→ **AIM OF THE TASK**: Which lines contain the string "screenshot"? Please list every one of them.

Start PROVIDED MATERIAL

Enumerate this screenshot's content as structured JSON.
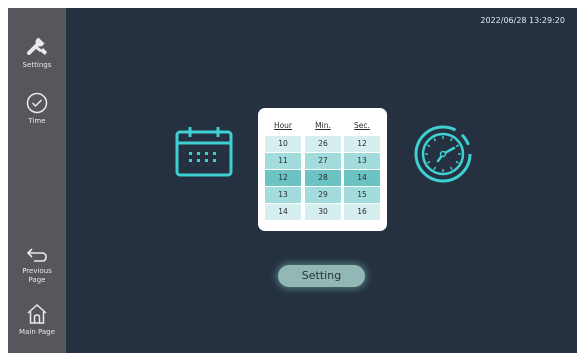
{
  "sidebar": {
    "settings_label": "Settings",
    "time_label": "Time",
    "previous_label": "Previous\nPage",
    "main_label": "Main Page"
  },
  "datetime": "2022/06/28 13:29:20",
  "picker": {
    "headers": [
      "Hour",
      "Min.",
      "Sec."
    ],
    "rows": [
      [
        "10",
        "26",
        "12"
      ],
      [
        "11",
        "27",
        "13"
      ],
      [
        "12",
        "28",
        "14"
      ],
      [
        "13",
        "29",
        "15"
      ],
      [
        "14",
        "30",
        "16"
      ]
    ]
  },
  "setting_button": "Setting",
  "colors": {
    "background": "#253140",
    "sidebar": "#56575c",
    "accent": "#3ed0d2",
    "row_light": "#d6eeee",
    "row_mid": "#a3dcdc",
    "row_selected": "#6cc3c3"
  },
  "icons": [
    "wrench-icon",
    "check-circle-icon",
    "back-arrow-icon",
    "home-icon",
    "calendar-icon",
    "wall-clock-icon"
  ]
}
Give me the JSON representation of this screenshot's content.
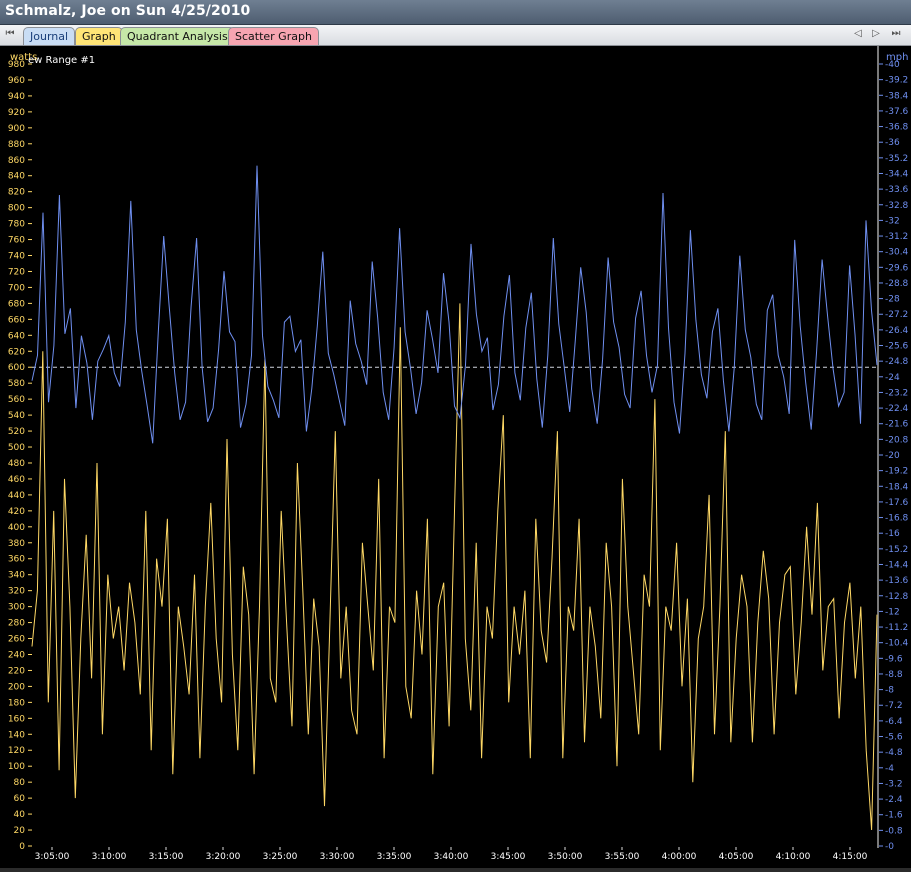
{
  "window": {
    "title": "Schmalz, Joe on Sun 4/25/2010"
  },
  "tabs": [
    {
      "label": "Journal",
      "color": "#c9ddf5"
    },
    {
      "label": "Graph",
      "color": "#ffe577"
    },
    {
      "label": "Quadrant Analysis",
      "color": "#c6e8a8"
    },
    {
      "label": "Scatter Graph",
      "color": "#f7a5b1"
    }
  ],
  "nav": {
    "first": "⏮",
    "prev": "◁",
    "next": "▷",
    "last": "⏭"
  },
  "chart_data": {
    "type": "line",
    "range_label": "ew Range #1",
    "y_left": {
      "label": "watts",
      "min": 0,
      "max": 980,
      "step": 20,
      "color": "#ffd966"
    },
    "y_right": {
      "label": "mph",
      "min": 0,
      "max": 40,
      "step": 0.8,
      "color": "#6f8ff0"
    },
    "x_ticks": [
      "3:05:00",
      "3:10:00",
      "3:15:00",
      "3:20:00",
      "3:25:00",
      "3:30:00",
      "3:35:00",
      "3:40:00",
      "3:45:00",
      "3:50:00",
      "3:55:00",
      "4:00:00",
      "4:05:00",
      "4:10:00",
      "4:15:00"
    ],
    "reference_line": {
      "axis": "watts",
      "value": 600
    },
    "series": [
      {
        "name": "watts",
        "axis": "left",
        "color": "#ffd966",
        "values": [
          250,
          320,
          620,
          180,
          420,
          95,
          460,
          300,
          60,
          260,
          390,
          210,
          480,
          140,
          340,
          260,
          300,
          220,
          330,
          280,
          190,
          420,
          120,
          360,
          300,
          410,
          90,
          300,
          250,
          190,
          340,
          110,
          300,
          430,
          260,
          180,
          510,
          240,
          120,
          350,
          290,
          90,
          300,
          610,
          210,
          180,
          420,
          280,
          150,
          480,
          320,
          140,
          310,
          250,
          50,
          280,
          520,
          210,
          300,
          170,
          140,
          380,
          300,
          220,
          460,
          110,
          300,
          280,
          650,
          200,
          160,
          320,
          240,
          410,
          90,
          300,
          330,
          150,
          420,
          680,
          260,
          170,
          380,
          110,
          300,
          260,
          420,
          540,
          180,
          300,
          240,
          320,
          110,
          410,
          270,
          230,
          360,
          520,
          110,
          300,
          270,
          410,
          130,
          300,
          250,
          160,
          380,
          300,
          100,
          460,
          300,
          220,
          140,
          340,
          300,
          560,
          120,
          300,
          270,
          380,
          200,
          310,
          80,
          260,
          300,
          440,
          140,
          300,
          520,
          130,
          260,
          340,
          300,
          130,
          280,
          370,
          310,
          140,
          280,
          340,
          350,
          190,
          280,
          400,
          290,
          430,
          220,
          300,
          310,
          160,
          280,
          330,
          210,
          300,
          120,
          20,
          290
        ]
      },
      {
        "name": "mph",
        "axis": "right",
        "color": "#6f8ff0",
        "values": [
          23.8,
          25.1,
          32.4,
          22.7,
          25.6,
          33.3,
          26.2,
          27.5,
          22.4,
          26.1,
          24.7,
          21.8,
          24.8,
          25.4,
          26.1,
          24.2,
          23.5,
          26.8,
          33.0,
          26.4,
          24.3,
          22.5,
          20.6,
          26.2,
          31.2,
          27.6,
          24.2,
          21.8,
          22.7,
          27.6,
          31.1,
          24.5,
          21.7,
          22.4,
          25.4,
          29.4,
          26.3,
          25.8,
          21.4,
          22.6,
          25.1,
          34.8,
          26.1,
          23.5,
          22.8,
          21.9,
          26.8,
          27.1,
          25.3,
          25.9,
          21.2,
          23.4,
          26.6,
          30.4,
          25.2,
          24.1,
          22.8,
          21.5,
          27.9,
          25.7,
          24.8,
          23.6,
          29.9,
          27.0,
          23.2,
          21.8,
          25.5,
          31.6,
          26.3,
          24.4,
          22.1,
          23.7,
          27.4,
          25.9,
          24.2,
          29.3,
          26.8,
          22.5,
          21.9,
          24.6,
          30.8,
          27.2,
          25.3,
          26.0,
          22.3,
          23.6,
          27.1,
          29.2,
          24.2,
          22.8,
          26.5,
          28.3,
          23.9,
          21.4,
          25.1,
          31.1,
          26.7,
          24.5,
          22.2,
          25.8,
          29.6,
          27.3,
          23.4,
          21.6,
          24.9,
          30.1,
          26.8,
          25.5,
          23.1,
          22.4,
          27.0,
          28.4,
          25.1,
          23.2,
          24.6,
          33.4,
          26.5,
          22.7,
          21.1,
          25.2,
          31.5,
          26.9,
          24.1,
          22.9,
          26.3,
          27.5,
          23.8,
          21.2,
          24.5,
          30.2,
          26.4,
          25.0,
          22.6,
          21.8,
          27.4,
          28.2,
          25.1,
          24.0,
          22.1,
          31.0,
          26.6,
          23.7,
          21.3,
          25.3,
          30.0,
          27.1,
          24.4,
          22.5,
          23.2,
          29.7,
          26.1,
          21.6,
          32.0,
          27.4,
          24.6
        ]
      }
    ]
  }
}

End PROVIDED MATERIAL

→ **EXPECTED ANSWER**:
Enumerate this screenshot's content as structured JSON.
Give me the JSON representation of this screenshot's content.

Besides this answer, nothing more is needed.